• [Problem statement]: Extract every line where the string "structured" appears.

-*-*-

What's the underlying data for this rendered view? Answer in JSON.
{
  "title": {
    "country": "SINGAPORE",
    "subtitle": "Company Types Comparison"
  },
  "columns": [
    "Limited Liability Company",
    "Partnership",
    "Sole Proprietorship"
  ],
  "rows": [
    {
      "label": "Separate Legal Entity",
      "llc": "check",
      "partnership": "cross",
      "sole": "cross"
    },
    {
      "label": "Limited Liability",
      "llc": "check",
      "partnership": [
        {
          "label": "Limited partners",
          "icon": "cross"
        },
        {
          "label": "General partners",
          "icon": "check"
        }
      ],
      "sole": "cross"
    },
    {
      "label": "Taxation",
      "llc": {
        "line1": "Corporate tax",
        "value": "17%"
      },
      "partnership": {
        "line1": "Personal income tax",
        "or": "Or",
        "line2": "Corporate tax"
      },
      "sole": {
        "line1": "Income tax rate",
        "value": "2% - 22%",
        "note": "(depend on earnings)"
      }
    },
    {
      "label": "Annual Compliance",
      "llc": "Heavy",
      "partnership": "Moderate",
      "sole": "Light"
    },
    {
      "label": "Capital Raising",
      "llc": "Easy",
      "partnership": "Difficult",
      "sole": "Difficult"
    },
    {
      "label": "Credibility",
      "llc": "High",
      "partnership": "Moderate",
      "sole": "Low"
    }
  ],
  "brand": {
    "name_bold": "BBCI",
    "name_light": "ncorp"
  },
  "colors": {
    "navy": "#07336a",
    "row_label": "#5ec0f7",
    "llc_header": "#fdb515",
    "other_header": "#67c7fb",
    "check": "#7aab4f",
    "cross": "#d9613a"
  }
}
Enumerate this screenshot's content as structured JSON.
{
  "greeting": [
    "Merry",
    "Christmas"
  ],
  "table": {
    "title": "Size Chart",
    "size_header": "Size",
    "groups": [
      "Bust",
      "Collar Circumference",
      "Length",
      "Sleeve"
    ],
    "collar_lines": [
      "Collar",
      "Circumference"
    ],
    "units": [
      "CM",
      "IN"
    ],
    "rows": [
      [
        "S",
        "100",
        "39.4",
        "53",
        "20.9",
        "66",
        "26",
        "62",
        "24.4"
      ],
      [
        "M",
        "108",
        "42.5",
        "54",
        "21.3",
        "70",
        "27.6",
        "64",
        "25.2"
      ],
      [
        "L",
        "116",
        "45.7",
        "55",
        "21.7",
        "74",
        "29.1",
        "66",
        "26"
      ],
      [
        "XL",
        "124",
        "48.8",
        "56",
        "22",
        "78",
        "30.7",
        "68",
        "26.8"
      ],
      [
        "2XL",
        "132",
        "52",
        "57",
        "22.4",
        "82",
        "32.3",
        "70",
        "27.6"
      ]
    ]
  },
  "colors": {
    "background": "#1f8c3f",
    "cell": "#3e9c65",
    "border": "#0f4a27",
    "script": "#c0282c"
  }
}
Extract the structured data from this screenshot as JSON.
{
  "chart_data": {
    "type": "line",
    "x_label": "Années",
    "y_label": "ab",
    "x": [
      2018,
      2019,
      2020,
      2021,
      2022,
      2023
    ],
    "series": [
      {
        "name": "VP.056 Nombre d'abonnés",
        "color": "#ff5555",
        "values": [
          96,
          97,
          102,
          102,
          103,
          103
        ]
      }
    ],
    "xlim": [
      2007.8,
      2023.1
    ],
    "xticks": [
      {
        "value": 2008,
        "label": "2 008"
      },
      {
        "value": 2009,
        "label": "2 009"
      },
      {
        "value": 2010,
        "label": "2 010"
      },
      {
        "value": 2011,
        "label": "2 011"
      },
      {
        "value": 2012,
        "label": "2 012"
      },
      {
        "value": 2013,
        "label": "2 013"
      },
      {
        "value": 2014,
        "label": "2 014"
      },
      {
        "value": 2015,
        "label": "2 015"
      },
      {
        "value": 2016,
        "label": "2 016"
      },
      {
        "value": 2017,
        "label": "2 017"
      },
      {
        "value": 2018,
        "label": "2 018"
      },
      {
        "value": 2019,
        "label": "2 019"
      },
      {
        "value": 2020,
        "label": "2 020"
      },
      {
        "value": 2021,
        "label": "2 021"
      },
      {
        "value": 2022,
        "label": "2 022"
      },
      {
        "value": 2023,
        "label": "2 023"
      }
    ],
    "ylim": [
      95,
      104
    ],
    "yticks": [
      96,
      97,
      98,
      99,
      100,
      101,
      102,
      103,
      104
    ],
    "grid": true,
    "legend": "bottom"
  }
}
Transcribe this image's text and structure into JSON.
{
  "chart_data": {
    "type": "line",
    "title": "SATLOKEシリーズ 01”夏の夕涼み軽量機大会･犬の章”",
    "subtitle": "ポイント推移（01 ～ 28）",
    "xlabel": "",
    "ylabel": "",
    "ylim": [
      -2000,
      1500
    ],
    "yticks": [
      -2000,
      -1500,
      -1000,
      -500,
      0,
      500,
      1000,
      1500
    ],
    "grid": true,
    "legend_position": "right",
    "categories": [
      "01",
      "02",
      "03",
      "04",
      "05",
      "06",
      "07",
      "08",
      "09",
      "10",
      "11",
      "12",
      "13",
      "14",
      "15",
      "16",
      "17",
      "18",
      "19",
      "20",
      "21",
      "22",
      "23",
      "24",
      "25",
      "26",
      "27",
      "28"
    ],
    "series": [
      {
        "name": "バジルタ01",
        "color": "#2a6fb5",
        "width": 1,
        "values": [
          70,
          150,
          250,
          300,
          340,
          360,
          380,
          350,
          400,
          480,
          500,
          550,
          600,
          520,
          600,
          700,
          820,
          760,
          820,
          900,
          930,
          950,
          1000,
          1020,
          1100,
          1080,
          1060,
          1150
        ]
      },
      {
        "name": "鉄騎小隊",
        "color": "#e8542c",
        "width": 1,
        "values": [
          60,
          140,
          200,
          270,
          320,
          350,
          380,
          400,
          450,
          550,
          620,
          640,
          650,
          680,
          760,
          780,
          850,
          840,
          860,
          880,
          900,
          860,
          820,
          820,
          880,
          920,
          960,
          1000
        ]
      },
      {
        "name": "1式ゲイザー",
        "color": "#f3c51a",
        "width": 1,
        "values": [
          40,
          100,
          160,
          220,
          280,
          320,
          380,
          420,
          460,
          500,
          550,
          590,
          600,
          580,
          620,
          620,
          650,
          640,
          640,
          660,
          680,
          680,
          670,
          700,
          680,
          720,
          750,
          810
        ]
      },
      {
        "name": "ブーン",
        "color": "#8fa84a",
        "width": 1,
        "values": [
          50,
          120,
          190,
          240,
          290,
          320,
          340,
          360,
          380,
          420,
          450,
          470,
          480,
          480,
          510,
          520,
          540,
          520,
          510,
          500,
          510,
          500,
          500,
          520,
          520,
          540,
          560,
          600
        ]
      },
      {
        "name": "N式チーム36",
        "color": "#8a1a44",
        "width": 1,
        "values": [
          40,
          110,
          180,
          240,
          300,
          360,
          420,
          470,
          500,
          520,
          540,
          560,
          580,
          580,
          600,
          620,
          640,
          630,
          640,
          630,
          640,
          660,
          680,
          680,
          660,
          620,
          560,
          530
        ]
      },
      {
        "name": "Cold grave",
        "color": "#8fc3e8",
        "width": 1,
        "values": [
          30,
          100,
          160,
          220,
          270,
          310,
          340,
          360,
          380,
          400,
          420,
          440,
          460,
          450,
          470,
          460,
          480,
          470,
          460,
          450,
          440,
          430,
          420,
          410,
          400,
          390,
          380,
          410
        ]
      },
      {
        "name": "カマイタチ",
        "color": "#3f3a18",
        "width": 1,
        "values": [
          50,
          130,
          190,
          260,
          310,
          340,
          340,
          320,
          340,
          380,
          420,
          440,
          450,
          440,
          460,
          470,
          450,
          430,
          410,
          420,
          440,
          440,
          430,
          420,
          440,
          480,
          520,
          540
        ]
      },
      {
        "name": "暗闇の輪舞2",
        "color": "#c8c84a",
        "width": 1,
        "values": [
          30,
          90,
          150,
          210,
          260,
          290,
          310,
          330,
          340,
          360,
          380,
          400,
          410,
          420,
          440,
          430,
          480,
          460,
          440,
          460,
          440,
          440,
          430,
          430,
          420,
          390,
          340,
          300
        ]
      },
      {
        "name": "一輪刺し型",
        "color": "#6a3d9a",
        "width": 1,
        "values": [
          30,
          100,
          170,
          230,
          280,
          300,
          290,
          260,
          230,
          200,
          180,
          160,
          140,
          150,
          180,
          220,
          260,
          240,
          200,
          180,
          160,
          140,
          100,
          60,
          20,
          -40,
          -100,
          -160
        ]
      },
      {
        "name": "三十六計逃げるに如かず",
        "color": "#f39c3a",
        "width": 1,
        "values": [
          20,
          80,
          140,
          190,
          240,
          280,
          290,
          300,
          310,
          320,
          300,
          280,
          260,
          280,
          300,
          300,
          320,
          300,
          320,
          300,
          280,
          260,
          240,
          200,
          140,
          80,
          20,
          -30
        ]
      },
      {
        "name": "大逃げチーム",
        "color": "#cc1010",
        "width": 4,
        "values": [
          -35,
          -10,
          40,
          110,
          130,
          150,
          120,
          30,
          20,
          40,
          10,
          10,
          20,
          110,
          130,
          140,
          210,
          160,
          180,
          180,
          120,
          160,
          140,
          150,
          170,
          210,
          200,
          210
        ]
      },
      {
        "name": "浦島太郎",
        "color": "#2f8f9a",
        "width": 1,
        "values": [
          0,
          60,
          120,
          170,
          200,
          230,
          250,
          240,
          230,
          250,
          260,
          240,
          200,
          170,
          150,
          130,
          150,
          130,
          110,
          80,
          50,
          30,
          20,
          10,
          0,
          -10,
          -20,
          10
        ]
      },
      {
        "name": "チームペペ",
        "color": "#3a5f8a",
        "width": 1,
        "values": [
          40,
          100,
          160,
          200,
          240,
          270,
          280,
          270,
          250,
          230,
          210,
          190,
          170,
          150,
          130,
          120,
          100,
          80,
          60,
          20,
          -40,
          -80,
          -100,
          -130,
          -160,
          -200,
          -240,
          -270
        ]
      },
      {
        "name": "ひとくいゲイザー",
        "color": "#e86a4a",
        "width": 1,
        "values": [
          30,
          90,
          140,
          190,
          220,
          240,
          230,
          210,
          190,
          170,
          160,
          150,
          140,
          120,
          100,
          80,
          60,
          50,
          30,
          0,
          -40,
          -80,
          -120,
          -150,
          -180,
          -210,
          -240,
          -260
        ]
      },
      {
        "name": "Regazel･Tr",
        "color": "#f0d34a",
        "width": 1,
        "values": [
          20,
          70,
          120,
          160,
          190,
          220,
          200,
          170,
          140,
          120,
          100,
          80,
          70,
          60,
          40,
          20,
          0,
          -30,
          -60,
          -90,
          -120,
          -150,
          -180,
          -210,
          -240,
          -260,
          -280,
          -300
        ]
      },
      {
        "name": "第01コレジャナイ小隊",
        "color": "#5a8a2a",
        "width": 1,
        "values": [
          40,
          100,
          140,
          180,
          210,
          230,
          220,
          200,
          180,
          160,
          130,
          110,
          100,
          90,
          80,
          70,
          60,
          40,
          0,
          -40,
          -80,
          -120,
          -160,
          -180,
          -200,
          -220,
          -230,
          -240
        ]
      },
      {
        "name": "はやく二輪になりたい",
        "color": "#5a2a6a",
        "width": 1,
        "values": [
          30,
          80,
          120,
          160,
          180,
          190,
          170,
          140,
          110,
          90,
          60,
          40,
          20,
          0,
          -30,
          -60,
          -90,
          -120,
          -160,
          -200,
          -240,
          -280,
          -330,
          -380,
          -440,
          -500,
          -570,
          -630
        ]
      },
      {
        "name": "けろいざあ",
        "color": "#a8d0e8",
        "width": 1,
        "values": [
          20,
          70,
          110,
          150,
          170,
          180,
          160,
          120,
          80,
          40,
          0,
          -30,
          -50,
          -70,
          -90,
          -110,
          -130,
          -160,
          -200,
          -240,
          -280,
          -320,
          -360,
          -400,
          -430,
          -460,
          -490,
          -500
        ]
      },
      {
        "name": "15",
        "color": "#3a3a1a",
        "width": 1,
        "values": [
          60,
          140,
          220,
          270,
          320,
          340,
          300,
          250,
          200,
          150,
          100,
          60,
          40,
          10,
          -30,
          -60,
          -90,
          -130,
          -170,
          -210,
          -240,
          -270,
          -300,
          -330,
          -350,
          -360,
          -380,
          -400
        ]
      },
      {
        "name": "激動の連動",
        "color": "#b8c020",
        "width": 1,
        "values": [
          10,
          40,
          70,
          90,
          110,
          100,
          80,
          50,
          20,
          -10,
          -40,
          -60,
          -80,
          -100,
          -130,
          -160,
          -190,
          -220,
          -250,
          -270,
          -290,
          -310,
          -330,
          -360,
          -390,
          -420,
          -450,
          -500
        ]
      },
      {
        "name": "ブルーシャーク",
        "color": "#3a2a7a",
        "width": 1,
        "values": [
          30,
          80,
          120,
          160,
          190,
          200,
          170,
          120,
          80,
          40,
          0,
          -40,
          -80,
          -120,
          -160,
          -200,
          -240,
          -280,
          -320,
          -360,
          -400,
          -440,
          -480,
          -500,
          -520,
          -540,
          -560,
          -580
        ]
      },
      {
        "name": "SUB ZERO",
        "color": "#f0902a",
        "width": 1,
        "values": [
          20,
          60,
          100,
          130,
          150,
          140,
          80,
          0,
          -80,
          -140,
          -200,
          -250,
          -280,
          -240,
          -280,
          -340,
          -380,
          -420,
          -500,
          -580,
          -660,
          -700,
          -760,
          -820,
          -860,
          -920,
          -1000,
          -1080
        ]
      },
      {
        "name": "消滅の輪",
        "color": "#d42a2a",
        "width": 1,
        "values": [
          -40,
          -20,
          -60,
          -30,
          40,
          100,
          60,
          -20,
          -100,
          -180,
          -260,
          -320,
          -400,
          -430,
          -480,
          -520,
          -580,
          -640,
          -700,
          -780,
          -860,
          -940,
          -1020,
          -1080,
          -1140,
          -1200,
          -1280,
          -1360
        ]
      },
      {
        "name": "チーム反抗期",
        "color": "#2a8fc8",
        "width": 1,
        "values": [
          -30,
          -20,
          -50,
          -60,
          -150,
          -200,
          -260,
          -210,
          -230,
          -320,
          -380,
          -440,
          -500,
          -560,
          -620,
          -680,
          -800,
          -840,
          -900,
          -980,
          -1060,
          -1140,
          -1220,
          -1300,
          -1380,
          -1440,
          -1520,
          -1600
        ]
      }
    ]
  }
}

-*-*-

• [Solution to this problem]:
Enumerate this screenshot's content as structured JSON.
Extract the structured data from this screenshot as JSON.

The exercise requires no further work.